◆ Request
Reproduce the material word for word, starting with its first line and continuing up to and including the line containing "noise-blob (366, 178, 373, 183)".

◆ Entries supplied
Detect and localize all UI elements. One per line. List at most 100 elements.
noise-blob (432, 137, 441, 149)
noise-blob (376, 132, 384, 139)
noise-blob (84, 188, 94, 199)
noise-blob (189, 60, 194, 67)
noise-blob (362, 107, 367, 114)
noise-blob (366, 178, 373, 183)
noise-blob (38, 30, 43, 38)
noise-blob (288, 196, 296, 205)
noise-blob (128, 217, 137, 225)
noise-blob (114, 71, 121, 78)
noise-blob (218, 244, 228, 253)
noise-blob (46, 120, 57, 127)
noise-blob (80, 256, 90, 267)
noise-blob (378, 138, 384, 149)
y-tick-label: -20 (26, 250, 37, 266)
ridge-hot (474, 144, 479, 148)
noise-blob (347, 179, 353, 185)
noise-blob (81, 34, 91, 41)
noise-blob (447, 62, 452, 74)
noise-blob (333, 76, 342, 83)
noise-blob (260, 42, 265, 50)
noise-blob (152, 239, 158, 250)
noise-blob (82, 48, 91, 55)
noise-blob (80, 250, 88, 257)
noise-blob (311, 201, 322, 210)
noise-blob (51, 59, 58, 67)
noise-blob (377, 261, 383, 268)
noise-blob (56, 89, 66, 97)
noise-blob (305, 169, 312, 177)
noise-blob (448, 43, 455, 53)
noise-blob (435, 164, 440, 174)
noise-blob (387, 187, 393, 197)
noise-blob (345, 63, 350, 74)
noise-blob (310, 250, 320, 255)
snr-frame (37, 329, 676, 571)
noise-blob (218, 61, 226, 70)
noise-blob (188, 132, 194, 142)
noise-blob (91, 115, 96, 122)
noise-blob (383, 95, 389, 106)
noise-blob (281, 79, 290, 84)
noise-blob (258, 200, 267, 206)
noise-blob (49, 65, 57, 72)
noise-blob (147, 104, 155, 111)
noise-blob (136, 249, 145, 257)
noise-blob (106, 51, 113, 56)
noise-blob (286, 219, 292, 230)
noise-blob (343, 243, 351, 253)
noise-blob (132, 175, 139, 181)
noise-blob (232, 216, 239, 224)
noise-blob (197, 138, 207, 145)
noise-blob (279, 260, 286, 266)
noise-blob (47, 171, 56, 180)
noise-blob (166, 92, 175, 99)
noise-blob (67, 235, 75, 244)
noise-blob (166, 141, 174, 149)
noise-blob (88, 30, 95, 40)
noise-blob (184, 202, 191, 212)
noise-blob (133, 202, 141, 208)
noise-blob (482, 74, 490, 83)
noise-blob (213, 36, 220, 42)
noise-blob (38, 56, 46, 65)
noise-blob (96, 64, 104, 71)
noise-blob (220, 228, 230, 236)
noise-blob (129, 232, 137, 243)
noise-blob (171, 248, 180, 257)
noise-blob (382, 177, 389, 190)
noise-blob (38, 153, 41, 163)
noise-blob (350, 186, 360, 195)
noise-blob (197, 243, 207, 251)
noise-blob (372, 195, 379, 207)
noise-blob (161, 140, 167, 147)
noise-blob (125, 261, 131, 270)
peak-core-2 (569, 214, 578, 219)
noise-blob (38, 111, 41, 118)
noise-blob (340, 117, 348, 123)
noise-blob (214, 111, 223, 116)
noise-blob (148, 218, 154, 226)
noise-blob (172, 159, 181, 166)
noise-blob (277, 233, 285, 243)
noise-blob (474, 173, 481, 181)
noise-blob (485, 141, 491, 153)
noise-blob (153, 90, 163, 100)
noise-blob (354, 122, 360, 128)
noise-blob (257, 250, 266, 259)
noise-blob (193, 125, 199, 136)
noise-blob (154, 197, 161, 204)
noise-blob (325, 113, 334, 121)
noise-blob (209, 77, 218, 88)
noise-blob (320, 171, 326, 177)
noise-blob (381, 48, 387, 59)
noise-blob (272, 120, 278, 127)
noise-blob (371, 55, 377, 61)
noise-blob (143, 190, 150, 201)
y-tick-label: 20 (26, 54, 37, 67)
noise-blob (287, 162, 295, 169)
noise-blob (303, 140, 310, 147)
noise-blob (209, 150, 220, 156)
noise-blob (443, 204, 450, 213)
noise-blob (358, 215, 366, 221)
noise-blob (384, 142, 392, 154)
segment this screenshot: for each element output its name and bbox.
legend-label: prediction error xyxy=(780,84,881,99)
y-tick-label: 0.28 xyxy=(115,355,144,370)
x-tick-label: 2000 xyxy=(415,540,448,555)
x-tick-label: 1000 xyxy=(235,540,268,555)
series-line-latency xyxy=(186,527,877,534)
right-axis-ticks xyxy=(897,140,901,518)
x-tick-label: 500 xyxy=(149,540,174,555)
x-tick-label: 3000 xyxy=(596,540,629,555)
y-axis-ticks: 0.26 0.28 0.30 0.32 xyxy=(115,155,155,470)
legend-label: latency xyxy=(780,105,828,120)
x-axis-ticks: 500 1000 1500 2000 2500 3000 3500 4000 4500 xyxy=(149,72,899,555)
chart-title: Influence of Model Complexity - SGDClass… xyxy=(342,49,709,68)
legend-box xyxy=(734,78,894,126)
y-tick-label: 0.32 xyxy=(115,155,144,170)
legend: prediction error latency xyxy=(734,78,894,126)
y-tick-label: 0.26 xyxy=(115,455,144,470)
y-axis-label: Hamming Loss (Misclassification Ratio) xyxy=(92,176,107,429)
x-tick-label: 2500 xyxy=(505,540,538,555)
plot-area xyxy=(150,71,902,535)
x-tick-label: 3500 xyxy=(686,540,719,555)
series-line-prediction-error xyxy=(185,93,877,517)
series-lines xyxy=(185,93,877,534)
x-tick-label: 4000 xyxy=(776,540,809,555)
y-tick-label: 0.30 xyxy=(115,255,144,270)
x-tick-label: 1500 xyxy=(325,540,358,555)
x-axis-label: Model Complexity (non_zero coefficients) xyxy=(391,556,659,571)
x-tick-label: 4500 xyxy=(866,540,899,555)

◆ Result
Detect and localize all UI elements. One per line. List at most 100 elements.
noise-blob (432, 137, 441, 149)
noise-blob (376, 132, 384, 139)
noise-blob (84, 188, 94, 199)
noise-blob (189, 60, 194, 67)
noise-blob (362, 107, 367, 114)
noise-blob (366, 178, 373, 183)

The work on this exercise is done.